:: AVAILABLE RECORDS ::
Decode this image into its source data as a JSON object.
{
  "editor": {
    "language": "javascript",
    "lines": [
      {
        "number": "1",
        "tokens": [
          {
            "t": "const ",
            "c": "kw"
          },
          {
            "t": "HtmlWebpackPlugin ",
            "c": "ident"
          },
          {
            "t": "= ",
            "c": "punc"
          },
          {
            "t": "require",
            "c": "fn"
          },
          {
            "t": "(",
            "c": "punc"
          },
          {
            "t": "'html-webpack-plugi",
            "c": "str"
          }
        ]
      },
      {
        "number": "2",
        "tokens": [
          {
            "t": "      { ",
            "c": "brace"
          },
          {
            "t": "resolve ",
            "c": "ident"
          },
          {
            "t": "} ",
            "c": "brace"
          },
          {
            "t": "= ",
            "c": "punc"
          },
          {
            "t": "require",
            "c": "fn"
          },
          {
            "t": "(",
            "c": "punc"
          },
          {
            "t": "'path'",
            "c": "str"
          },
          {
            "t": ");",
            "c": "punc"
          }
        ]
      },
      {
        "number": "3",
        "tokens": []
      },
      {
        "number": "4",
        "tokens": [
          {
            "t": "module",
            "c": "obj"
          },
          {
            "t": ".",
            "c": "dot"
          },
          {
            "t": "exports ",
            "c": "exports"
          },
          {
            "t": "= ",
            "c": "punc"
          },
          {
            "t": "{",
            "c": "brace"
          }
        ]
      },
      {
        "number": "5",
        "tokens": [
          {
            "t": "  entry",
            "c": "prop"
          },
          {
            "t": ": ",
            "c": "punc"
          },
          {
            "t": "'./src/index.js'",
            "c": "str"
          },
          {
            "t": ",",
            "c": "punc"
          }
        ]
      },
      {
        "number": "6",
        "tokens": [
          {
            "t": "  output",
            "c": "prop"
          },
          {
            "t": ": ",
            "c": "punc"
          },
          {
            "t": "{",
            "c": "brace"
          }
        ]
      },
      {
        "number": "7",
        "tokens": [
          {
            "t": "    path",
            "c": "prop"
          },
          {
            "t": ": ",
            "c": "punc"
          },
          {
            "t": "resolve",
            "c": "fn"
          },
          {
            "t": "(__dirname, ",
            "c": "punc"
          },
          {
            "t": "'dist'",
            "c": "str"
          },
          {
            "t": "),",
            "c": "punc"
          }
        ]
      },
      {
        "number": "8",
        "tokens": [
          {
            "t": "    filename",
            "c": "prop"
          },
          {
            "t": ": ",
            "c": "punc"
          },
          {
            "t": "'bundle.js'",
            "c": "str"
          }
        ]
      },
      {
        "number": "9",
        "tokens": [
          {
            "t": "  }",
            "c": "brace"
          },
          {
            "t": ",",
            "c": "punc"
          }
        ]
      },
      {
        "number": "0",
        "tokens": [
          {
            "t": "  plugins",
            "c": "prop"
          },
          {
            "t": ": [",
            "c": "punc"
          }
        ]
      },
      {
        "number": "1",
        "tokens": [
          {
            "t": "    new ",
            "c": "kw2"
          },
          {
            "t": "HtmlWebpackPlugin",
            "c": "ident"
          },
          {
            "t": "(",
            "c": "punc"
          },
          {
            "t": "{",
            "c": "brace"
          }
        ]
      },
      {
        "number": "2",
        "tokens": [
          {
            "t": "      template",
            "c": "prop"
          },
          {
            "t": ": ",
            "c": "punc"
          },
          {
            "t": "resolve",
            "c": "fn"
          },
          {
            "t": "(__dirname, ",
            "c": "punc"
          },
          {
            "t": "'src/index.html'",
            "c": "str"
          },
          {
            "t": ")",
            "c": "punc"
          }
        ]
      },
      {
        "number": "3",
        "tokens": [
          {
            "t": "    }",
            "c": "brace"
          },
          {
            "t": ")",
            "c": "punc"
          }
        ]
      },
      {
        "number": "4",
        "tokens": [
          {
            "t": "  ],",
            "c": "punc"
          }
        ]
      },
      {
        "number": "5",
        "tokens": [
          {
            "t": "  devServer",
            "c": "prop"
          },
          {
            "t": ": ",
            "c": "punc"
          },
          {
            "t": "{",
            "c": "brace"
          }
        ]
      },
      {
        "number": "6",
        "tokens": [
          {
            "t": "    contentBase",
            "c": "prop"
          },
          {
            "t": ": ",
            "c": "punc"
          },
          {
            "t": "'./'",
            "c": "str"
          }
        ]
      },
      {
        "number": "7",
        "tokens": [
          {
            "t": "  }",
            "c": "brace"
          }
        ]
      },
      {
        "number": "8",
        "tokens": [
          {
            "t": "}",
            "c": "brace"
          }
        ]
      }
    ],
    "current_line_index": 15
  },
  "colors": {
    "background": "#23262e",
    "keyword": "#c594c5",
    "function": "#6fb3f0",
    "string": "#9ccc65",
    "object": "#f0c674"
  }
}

:: GIVEN PROBLEM ::
Write down all the entries again without a single difference.

:: SOLUTION TO THE PROBLEM ::
Decode this image into its source data as a JSON object.
{
  "editor": {
    "language": "javascript",
    "lines": [
      {
        "number": "1",
        "tokens": [
          {
            "t": "const ",
            "c": "kw"
          },
          {
            "t": "HtmlWebpackPlugin ",
            "c": "ident"
          },
          {
            "t": "= ",
            "c": "punc"
          },
          {
            "t": "require",
            "c": "fn"
          },
          {
            "t": "(",
            "c": "punc"
          },
          {
            "t": "'html-webpack-plugi",
            "c": "str"
          }
        ]
      },
      {
        "number": "2",
        "tokens": [
          {
            "t": "      { ",
            "c": "brace"
          },
          {
            "t": "resolve ",
            "c": "ident"
          },
          {
            "t": "} ",
            "c": "brace"
          },
          {
            "t": "= ",
            "c": "punc"
          },
          {
            "t": "require",
            "c": "fn"
          },
          {
            "t": "(",
            "c": "punc"
          },
          {
            "t": "'path'",
            "c": "str"
          },
          {
            "t": ");",
            "c": "punc"
          }
        ]
      },
      {
        "number": "3",
        "tokens": []
      },
      {
        "number": "4",
        "tokens": [
          {
            "t": "module",
            "c": "obj"
          },
          {
            "t": ".",
            "c": "dot"
          },
          {
            "t": "exports ",
            "c": "exports"
          },
          {
            "t": "= ",
            "c": "punc"
          },
          {
            "t": "{",
            "c": "brace"
          }
        ]
      },
      {
        "number": "5",
        "tokens": [
          {
            "t": "  entry",
            "c": "prop"
          },
          {
            "t": ": ",
            "c": "punc"
          },
          {
            "t": "'./src/index.js'",
            "c": "str"
          },
          {
            "t": ",",
            "c": "punc"
          }
        ]
      },
      {
        "number": "6",
        "tokens": [
          {
            "t": "  output",
            "c": "prop"
          },
          {
            "t": ": ",
            "c": "punc"
          },
          {
            "t": "{",
            "c": "brace"
          }
        ]
      },
      {
        "number": "7",
        "tokens": [
          {
            "t": "    path",
            "c": "prop"
          },
          {
            "t": ": ",
            "c": "punc"
          },
          {
            "t": "resolve",
            "c": "fn"
          },
          {
            "t": "(__dirname, ",
            "c": "punc"
          },
          {
            "t": "'dist'",
            "c": "str"
          },
          {
            "t": "),",
            "c": "punc"
          }
        ]
      },
      {
        "number": "8",
        "tokens": [
          {
            "t": "    filename",
            "c": "prop"
          },
          {
            "t": ": ",
            "c": "punc"
          },
          {
            "t": "'bundle.js'",
            "c": "str"
          }
        ]
      },
      {
        "number": "9",
        "tokens": [
          {
            "t": "  }",
            "c": "brace"
          },
          {
            "t": ",",
            "c": "punc"
          }
        ]
      },
      {
        "number": "0",
        "tokens": [
          {
            "t": "  plugins",
            "c": "prop"
          },
          {
            "t": ": [",
            "c": "punc"
          }
        ]
      },
      {
        "number": "1",
        "tokens": [
          {
            "t": "    new ",
            "c": "kw2"
          },
          {
            "t": "HtmlWebpackPlugin",
            "c": "ident"
          },
          {
            "t": "(",
            "c": "punc"
          },
          {
            "t": "{",
            "c": "brace"
          }
        ]
      },
      {
        "number": "2",
        "tokens": [
          {
            "t": "      template",
            "c": "prop"
          },
          {
            "t": ": ",
            "c": "punc"
          },
          {
            "t": "resolve",
            "c": "fn"
          },
          {
            "t": "(__dirname, ",
            "c": "punc"
          },
          {
            "t": "'src/index.html'",
            "c": "str"
          },
          {
            "t": ")",
            "c": "punc"
          }
        ]
      },
      {
        "number": "3",
        "tokens": [
          {
            "t": "    }",
            "c": "brace"
          },
          {
            "t": ")",
            "c": "punc"
          }
        ]
      },
      {
        "number": "4",
        "tokens": [
          {
            "t": "  ],",
            "c": "punc"
          }
        ]
      },
      {
        "number": "5",
        "tokens": [
          {
            "t": "  devServer",
            "c": "prop"
          },
          {
            "t": ": ",
            "c": "punc"
          },
          {
            "t": "{",
            "c": "brace"
          }
        ]
      },
      {
        "number": "6",
        "tokens": [
          {
            "t": "    contentBase",
            "c": "prop"
          },
          {
            "t": ": ",
            "c": "punc"
          },
          {
            "t": "'./'",
            "c": "str"
          }
        ]
      },
      {
        "number": "7",
        "tokens": [
          {
            "t": "  }",
            "c": "brace"
          }
        ]
      },
      {
        "number": "8",
        "tokens": [
          {
            "t": "}",
            "c": "brace"
          }
        ]
      }
    ],
    "current_line_index": 15
  },
  "colors": {
    "background": "#23262e",
    "keyword": "#c594c5",
    "function": "#6fb3f0",
    "string": "#9ccc65",
    "object": "#f0c674"
  }
}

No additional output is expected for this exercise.